## [WHAT IS ASKED]
Transcribe everything in the data word for word. Pictures are left out.

Figure record extracts:
▼
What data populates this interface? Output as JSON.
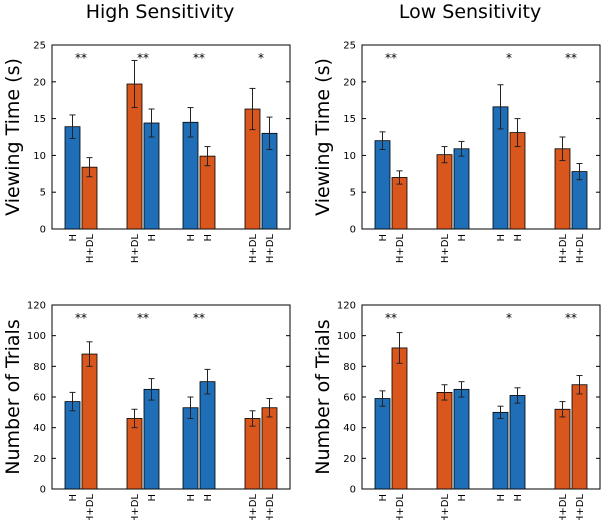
{
  "colors": {
    "blue": "#1f6fb8",
    "orange": "#d9571c",
    "axis": "#000000",
    "errorbar": "#222222"
  },
  "column_titles": [
    "High Sensitivity",
    "Low Sensitivity"
  ],
  "chart_data": [
    {
      "type": "bar",
      "panel": "high-viewing",
      "column_title": "High Sensitivity",
      "ylabel": "Viewing Time (s)",
      "ylim": [
        0,
        25
      ],
      "yticks": [
        0,
        5,
        10,
        15,
        20,
        25
      ],
      "grid": false,
      "groups": [
        {
          "significance": "**",
          "bars": [
            {
              "label": "H",
              "color": "blue",
              "value": 13.9,
              "error": 1.6
            },
            {
              "label": "H+DL",
              "color": "orange",
              "value": 8.4,
              "error": 1.3
            }
          ]
        },
        {
          "significance": "**",
          "bars": [
            {
              "label": "H+DL",
              "color": "orange",
              "value": 19.7,
              "error": 3.2
            },
            {
              "label": "H",
              "color": "blue",
              "value": 14.4,
              "error": 1.9
            }
          ]
        },
        {
          "significance": "**",
          "bars": [
            {
              "label": "H",
              "color": "blue",
              "value": 14.5,
              "error": 2.0
            },
            {
              "label": "H",
              "color": "orange",
              "value": 9.9,
              "error": 1.3
            }
          ]
        },
        {
          "significance": "*",
          "bars": [
            {
              "label": "H+DL",
              "color": "orange",
              "value": 16.3,
              "error": 2.8
            },
            {
              "label": "H+DL",
              "color": "blue",
              "value": 13.0,
              "error": 2.2
            }
          ]
        }
      ]
    },
    {
      "type": "bar",
      "panel": "low-viewing",
      "column_title": "Low Sensitivity",
      "ylabel": "Viewing Time (s)",
      "ylim": [
        0,
        25
      ],
      "yticks": [
        0,
        5,
        10,
        15,
        20,
        25
      ],
      "grid": false,
      "groups": [
        {
          "significance": "**",
          "bars": [
            {
              "label": "H",
              "color": "blue",
              "value": 12.0,
              "error": 1.2
            },
            {
              "label": "H+DL",
              "color": "orange",
              "value": 7.0,
              "error": 0.9
            }
          ]
        },
        {
          "significance": "",
          "bars": [
            {
              "label": "H+DL",
              "color": "orange",
              "value": 10.1,
              "error": 1.1
            },
            {
              "label": "H",
              "color": "blue",
              "value": 10.9,
              "error": 1.0
            }
          ]
        },
        {
          "significance": "*",
          "bars": [
            {
              "label": "H",
              "color": "blue",
              "value": 16.6,
              "error": 3.0
            },
            {
              "label": "H",
              "color": "orange",
              "value": 13.1,
              "error": 1.9
            }
          ]
        },
        {
          "significance": "**",
          "bars": [
            {
              "label": "H+DL",
              "color": "orange",
              "value": 10.9,
              "error": 1.6
            },
            {
              "label": "H+DL",
              "color": "blue",
              "value": 7.8,
              "error": 1.1
            }
          ]
        }
      ]
    },
    {
      "type": "bar",
      "panel": "high-trials",
      "column_title": "High Sensitivity",
      "ylabel": "Number of Trials",
      "ylim": [
        0,
        120
      ],
      "yticks": [
        0,
        20,
        40,
        60,
        80,
        100,
        120
      ],
      "grid": false,
      "groups": [
        {
          "significance": "**",
          "bars": [
            {
              "label": "H",
              "color": "blue",
              "value": 57,
              "error": 6
            },
            {
              "label": "H+DL",
              "color": "orange",
              "value": 88,
              "error": 8
            }
          ]
        },
        {
          "significance": "**",
          "bars": [
            {
              "label": "H+DL",
              "color": "orange",
              "value": 46,
              "error": 6
            },
            {
              "label": "H",
              "color": "blue",
              "value": 65,
              "error": 7
            }
          ]
        },
        {
          "significance": "**",
          "bars": [
            {
              "label": "H",
              "color": "blue",
              "value": 53,
              "error": 7
            },
            {
              "label": "H",
              "color": "blue",
              "value": 70,
              "error": 8
            }
          ]
        },
        {
          "significance": "",
          "bars": [
            {
              "label": "H+DL",
              "color": "orange",
              "value": 46,
              "error": 5
            },
            {
              "label": "H+DL",
              "color": "orange",
              "value": 53,
              "error": 6
            }
          ]
        }
      ]
    },
    {
      "type": "bar",
      "panel": "low-trials",
      "column_title": "Low Sensitivity",
      "ylabel": "Number of Trials",
      "ylim": [
        0,
        120
      ],
      "yticks": [
        0,
        20,
        40,
        60,
        80,
        100,
        120
      ],
      "grid": false,
      "groups": [
        {
          "significance": "**",
          "bars": [
            {
              "label": "H",
              "color": "blue",
              "value": 59,
              "error": 5
            },
            {
              "label": "H+DL",
              "color": "orange",
              "value": 92,
              "error": 10
            }
          ]
        },
        {
          "significance": "",
          "bars": [
            {
              "label": "H+DL",
              "color": "orange",
              "value": 63,
              "error": 5
            },
            {
              "label": "H",
              "color": "blue",
              "value": 65,
              "error": 5
            }
          ]
        },
        {
          "significance": "*",
          "bars": [
            {
              "label": "H",
              "color": "blue",
              "value": 50,
              "error": 4
            },
            {
              "label": "H",
              "color": "blue",
              "value": 61,
              "error": 5
            }
          ]
        },
        {
          "significance": "**",
          "bars": [
            {
              "label": "H+DL",
              "color": "orange",
              "value": 52,
              "error": 5
            },
            {
              "label": "H+DL",
              "color": "orange",
              "value": 68,
              "error": 6
            }
          ]
        }
      ]
    }
  ]
}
▲
## [FINISHED ANSWER]
What data populates this interface? Output as JSON.
{
  "colors": {
    "blue": "#1f6fb8",
    "orange": "#d9571c",
    "axis": "#000000",
    "errorbar": "#222222"
  },
  "column_titles": [
    "High Sensitivity",
    "Low Sensitivity"
  ],
  "chart_data": [
    {
      "type": "bar",
      "panel": "high-viewing",
      "column_title": "High Sensitivity",
      "ylabel": "Viewing Time (s)",
      "ylim": [
        0,
        25
      ],
      "yticks": [
        0,
        5,
        10,
        15,
        20,
        25
      ],
      "grid": false,
      "groups": [
        {
          "significance": "**",
          "bars": [
            {
              "label": "H",
              "color": "blue",
              "value": 13.9,
              "error": 1.6
            },
            {
              "label": "H+DL",
              "color": "orange",
              "value": 8.4,
              "error": 1.3
            }
          ]
        },
        {
          "significance": "**",
          "bars": [
            {
              "label": "H+DL",
              "color": "orange",
              "value": 19.7,
              "error": 3.2
            },
            {
              "label": "H",
              "color": "blue",
              "value": 14.4,
              "error": 1.9
            }
          ]
        },
        {
          "significance": "**",
          "bars": [
            {
              "label": "H",
              "color": "blue",
              "value": 14.5,
              "error": 2.0
            },
            {
              "label": "H",
              "color": "orange",
              "value": 9.9,
              "error": 1.3
            }
          ]
        },
        {
          "significance": "*",
          "bars": [
            {
              "label": "H+DL",
              "color": "orange",
              "value": 16.3,
              "error": 2.8
            },
            {
              "label": "H+DL",
              "color": "blue",
              "value": 13.0,
              "error": 2.2
            }
          ]
        }
      ]
    },
    {
      "type": "bar",
      "panel": "low-viewing",
      "column_title": "Low Sensitivity",
      "ylabel": "Viewing Time (s)",
      "ylim": [
        0,
        25
      ],
      "yticks": [
        0,
        5,
        10,
        15,
        20,
        25
      ],
      "grid": false,
      "groups": [
        {
          "significance": "**",
          "bars": [
            {
              "label": "H",
              "color": "blue",
              "value": 12.0,
              "error": 1.2
            },
            {
              "label": "H+DL",
              "color": "orange",
              "value": 7.0,
              "error": 0.9
            }
          ]
        },
        {
          "significance": "",
          "bars": [
            {
              "label": "H+DL",
              "color": "orange",
              "value": 10.1,
              "error": 1.1
            },
            {
              "label": "H",
              "color": "blue",
              "value": 10.9,
              "error": 1.0
            }
          ]
        },
        {
          "significance": "*",
          "bars": [
            {
              "label": "H",
              "color": "blue",
              "value": 16.6,
              "error": 3.0
            },
            {
              "label": "H",
              "color": "orange",
              "value": 13.1,
              "error": 1.9
            }
          ]
        },
        {
          "significance": "**",
          "bars": [
            {
              "label": "H+DL",
              "color": "orange",
              "value": 10.9,
              "error": 1.6
            },
            {
              "label": "H+DL",
              "color": "blue",
              "value": 7.8,
              "error": 1.1
            }
          ]
        }
      ]
    },
    {
      "type": "bar",
      "panel": "high-trials",
      "column_title": "High Sensitivity",
      "ylabel": "Number of Trials",
      "ylim": [
        0,
        120
      ],
      "yticks": [
        0,
        20,
        40,
        60,
        80,
        100,
        120
      ],
      "grid": false,
      "groups": [
        {
          "significance": "**",
          "bars": [
            {
              "label": "H",
              "color": "blue",
              "value": 57,
              "error": 6
            },
            {
              "label": "H+DL",
              "color": "orange",
              "value": 88,
              "error": 8
            }
          ]
        },
        {
          "significance": "**",
          "bars": [
            {
              "label": "H+DL",
              "color": "orange",
              "value": 46,
              "error": 6
            },
            {
              "label": "H",
              "color": "blue",
              "value": 65,
              "error": 7
            }
          ]
        },
        {
          "significance": "**",
          "bars": [
            {
              "label": "H",
              "color": "blue",
              "value": 53,
              "error": 7
            },
            {
              "label": "H",
              "color": "blue",
              "value": 70,
              "error": 8
            }
          ]
        },
        {
          "significance": "",
          "bars": [
            {
              "label": "H+DL",
              "color": "orange",
              "value": 46,
              "error": 5
            },
            {
              "label": "H+DL",
              "color": "orange",
              "value": 53,
              "error": 6
            }
          ]
        }
      ]
    },
    {
      "type": "bar",
      "panel": "low-trials",
      "column_title": "Low Sensitivity",
      "ylabel": "Number of Trials",
      "ylim": [
        0,
        120
      ],
      "yticks": [
        0,
        20,
        40,
        60,
        80,
        100,
        120
      ],
      "grid": false,
      "groups": [
        {
          "significance": "**",
          "bars": [
            {
              "label": "H",
              "color": "blue",
              "value": 59,
              "error": 5
            },
            {
              "label": "H+DL",
              "color": "orange",
              "value": 92,
              "error": 10
            }
          ]
        },
        {
          "significance": "",
          "bars": [
            {
              "label": "H+DL",
              "color": "orange",
              "value": 63,
              "error": 5
            },
            {
              "label": "H",
              "color": "blue",
              "value": 65,
              "error": 5
            }
          ]
        },
        {
          "significance": "*",
          "bars": [
            {
              "label": "H",
              "color": "blue",
              "value": 50,
              "error": 4
            },
            {
              "label": "H",
              "color": "blue",
              "value": 61,
              "error": 5
            }
          ]
        },
        {
          "significance": "**",
          "bars": [
            {
              "label": "H+DL",
              "color": "orange",
              "value": 52,
              "error": 5
            },
            {
              "label": "H+DL",
              "color": "orange",
              "value": 68,
              "error": 6
            }
          ]
        }
      ]
    }
  ]
}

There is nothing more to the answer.